Scan each line of the records for the word "JSON" and extract the ones that have it.

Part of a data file

________________________

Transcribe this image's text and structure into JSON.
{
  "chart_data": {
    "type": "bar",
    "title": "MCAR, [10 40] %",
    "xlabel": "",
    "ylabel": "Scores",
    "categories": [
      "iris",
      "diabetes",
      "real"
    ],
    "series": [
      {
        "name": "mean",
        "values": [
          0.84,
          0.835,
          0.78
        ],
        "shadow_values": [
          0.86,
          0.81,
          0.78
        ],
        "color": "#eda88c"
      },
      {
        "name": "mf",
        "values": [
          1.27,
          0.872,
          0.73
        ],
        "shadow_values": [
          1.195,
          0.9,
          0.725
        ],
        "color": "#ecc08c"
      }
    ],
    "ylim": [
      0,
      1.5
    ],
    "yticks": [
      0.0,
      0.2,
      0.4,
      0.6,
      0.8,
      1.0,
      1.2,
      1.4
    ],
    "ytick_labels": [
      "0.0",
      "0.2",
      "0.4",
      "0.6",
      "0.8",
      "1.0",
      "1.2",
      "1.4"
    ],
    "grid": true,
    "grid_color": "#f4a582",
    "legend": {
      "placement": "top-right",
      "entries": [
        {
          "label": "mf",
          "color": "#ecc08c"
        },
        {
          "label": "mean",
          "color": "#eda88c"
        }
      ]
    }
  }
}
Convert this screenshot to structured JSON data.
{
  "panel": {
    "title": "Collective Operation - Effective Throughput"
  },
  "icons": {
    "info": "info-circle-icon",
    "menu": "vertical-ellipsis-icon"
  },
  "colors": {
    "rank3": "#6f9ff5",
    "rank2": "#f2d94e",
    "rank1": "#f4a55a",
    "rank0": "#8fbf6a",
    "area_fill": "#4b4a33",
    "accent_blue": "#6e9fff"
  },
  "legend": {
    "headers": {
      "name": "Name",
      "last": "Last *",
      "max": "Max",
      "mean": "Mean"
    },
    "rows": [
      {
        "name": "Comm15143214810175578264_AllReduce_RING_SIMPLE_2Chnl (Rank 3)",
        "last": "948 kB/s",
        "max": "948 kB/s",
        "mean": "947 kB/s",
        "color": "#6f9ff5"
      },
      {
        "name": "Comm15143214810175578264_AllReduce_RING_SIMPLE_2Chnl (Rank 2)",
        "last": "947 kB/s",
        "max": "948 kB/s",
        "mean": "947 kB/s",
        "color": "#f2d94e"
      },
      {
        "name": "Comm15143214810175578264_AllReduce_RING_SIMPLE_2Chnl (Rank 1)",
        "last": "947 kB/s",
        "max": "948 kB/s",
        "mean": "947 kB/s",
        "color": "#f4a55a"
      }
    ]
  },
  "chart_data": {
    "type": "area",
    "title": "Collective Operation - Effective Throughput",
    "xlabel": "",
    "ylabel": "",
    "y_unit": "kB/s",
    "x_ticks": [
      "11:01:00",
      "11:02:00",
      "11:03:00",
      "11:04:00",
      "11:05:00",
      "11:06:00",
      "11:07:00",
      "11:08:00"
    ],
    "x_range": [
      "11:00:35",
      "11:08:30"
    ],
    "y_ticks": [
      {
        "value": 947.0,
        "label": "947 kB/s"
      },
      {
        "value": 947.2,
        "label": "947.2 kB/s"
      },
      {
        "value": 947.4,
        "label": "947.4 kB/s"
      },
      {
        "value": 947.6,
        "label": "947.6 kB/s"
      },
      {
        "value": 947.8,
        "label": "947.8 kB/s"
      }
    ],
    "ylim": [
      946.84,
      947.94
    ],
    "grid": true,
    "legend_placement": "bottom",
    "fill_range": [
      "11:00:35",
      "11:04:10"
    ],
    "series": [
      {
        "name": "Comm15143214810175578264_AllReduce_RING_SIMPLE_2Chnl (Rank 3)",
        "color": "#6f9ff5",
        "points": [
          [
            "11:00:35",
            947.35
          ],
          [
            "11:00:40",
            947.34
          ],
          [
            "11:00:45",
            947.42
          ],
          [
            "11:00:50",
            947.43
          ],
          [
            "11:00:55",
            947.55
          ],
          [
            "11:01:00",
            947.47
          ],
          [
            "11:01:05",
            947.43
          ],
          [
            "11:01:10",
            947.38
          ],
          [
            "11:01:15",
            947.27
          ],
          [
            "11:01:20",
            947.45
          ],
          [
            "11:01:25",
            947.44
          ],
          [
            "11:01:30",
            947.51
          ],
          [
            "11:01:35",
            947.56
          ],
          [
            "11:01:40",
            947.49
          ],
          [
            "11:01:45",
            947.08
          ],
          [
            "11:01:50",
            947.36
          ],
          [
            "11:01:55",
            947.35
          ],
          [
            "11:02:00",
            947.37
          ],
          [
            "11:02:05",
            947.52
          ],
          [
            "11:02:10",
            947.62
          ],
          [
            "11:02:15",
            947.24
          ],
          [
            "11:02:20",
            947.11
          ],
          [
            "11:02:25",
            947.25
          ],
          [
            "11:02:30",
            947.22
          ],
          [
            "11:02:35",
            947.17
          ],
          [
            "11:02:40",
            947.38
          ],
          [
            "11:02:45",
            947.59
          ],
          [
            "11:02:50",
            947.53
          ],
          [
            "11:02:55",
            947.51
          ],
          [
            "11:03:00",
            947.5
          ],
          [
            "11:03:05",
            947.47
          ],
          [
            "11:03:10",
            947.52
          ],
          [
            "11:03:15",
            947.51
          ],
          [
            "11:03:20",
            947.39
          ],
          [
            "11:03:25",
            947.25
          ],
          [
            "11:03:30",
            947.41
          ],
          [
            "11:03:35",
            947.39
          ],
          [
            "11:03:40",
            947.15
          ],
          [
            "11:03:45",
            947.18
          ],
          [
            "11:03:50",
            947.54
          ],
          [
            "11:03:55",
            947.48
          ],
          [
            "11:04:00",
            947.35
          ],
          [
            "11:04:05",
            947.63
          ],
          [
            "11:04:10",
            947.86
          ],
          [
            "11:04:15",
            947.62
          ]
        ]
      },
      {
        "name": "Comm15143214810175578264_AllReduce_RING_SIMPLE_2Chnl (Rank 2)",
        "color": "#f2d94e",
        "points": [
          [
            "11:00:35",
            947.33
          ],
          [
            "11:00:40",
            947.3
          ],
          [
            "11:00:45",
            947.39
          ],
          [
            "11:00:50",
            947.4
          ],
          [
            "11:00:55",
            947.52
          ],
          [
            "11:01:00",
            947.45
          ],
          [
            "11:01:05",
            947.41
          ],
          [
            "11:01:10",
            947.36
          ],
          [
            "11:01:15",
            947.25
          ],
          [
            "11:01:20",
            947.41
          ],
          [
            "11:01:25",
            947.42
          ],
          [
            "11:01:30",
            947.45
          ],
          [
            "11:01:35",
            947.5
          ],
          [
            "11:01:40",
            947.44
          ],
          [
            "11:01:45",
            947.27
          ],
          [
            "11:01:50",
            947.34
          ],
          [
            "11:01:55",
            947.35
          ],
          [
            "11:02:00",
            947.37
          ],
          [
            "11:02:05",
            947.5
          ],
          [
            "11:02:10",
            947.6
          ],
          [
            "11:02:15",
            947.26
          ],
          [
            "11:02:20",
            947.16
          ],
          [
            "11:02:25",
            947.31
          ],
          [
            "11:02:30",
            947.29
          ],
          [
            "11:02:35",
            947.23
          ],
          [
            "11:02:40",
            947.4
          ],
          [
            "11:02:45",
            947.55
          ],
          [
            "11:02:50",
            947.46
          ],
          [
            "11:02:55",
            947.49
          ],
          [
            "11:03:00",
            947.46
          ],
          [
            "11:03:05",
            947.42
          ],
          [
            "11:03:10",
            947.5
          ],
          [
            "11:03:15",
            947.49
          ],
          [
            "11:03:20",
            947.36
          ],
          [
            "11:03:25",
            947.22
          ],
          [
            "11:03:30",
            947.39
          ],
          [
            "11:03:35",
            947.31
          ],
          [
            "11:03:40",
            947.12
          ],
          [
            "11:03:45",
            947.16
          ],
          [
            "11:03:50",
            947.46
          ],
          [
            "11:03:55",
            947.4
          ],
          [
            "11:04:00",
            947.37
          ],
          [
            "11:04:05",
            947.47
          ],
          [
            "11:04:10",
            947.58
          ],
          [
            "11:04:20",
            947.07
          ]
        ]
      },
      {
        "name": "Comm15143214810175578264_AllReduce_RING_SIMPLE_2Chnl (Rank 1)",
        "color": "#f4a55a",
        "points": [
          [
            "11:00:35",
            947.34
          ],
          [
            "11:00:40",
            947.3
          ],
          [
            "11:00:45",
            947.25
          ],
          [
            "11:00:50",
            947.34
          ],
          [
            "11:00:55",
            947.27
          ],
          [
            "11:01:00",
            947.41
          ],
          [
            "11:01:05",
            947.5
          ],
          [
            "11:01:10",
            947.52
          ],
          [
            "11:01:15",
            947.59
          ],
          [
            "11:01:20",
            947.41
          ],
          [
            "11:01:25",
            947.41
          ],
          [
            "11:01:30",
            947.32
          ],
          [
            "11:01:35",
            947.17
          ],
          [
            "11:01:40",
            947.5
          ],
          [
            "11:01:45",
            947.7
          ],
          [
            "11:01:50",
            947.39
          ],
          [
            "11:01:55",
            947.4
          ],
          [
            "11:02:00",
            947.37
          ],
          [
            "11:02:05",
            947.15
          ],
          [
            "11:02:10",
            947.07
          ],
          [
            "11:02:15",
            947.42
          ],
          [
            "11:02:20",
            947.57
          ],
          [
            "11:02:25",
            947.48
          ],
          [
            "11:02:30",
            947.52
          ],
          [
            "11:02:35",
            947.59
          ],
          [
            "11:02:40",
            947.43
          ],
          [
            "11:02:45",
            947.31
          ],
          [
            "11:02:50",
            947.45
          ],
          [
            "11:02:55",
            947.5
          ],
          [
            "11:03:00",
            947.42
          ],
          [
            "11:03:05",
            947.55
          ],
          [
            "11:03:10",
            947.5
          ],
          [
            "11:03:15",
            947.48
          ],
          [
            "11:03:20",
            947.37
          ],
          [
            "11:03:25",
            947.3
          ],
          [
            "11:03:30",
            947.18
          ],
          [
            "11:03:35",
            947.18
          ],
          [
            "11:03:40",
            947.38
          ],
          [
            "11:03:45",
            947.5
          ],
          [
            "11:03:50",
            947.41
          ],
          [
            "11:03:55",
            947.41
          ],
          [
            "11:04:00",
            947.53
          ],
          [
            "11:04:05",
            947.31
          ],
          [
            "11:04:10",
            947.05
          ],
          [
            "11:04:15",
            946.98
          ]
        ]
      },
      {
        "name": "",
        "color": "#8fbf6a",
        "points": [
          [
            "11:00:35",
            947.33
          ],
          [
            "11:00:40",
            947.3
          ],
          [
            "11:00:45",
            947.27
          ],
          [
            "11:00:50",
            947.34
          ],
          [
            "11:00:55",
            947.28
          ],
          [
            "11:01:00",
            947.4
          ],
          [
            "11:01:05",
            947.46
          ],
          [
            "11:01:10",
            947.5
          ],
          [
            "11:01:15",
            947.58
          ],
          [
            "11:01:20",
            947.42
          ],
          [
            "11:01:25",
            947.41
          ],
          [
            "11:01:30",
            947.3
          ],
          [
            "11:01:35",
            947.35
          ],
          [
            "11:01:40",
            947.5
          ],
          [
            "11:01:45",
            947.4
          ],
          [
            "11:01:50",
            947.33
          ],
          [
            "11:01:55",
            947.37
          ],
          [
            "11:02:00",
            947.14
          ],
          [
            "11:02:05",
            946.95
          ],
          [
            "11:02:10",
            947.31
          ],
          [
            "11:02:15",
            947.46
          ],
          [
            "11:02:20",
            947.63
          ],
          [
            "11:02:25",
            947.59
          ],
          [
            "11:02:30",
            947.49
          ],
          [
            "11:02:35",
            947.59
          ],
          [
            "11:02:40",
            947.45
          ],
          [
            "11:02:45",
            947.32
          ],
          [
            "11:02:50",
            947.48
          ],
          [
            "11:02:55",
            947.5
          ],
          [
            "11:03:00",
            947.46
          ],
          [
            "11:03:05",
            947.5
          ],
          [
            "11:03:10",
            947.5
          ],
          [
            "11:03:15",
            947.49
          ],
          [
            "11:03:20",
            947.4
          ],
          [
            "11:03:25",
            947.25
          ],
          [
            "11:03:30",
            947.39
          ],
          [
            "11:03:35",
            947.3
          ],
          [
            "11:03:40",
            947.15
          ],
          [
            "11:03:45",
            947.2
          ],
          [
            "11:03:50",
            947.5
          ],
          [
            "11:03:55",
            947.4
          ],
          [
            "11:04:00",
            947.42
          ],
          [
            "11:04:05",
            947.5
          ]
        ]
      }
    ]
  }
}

________________________

• **THE RESPONSE**:
Transcribe this image's text and structure into JSON.
Convert this screenshot to structured JSON data.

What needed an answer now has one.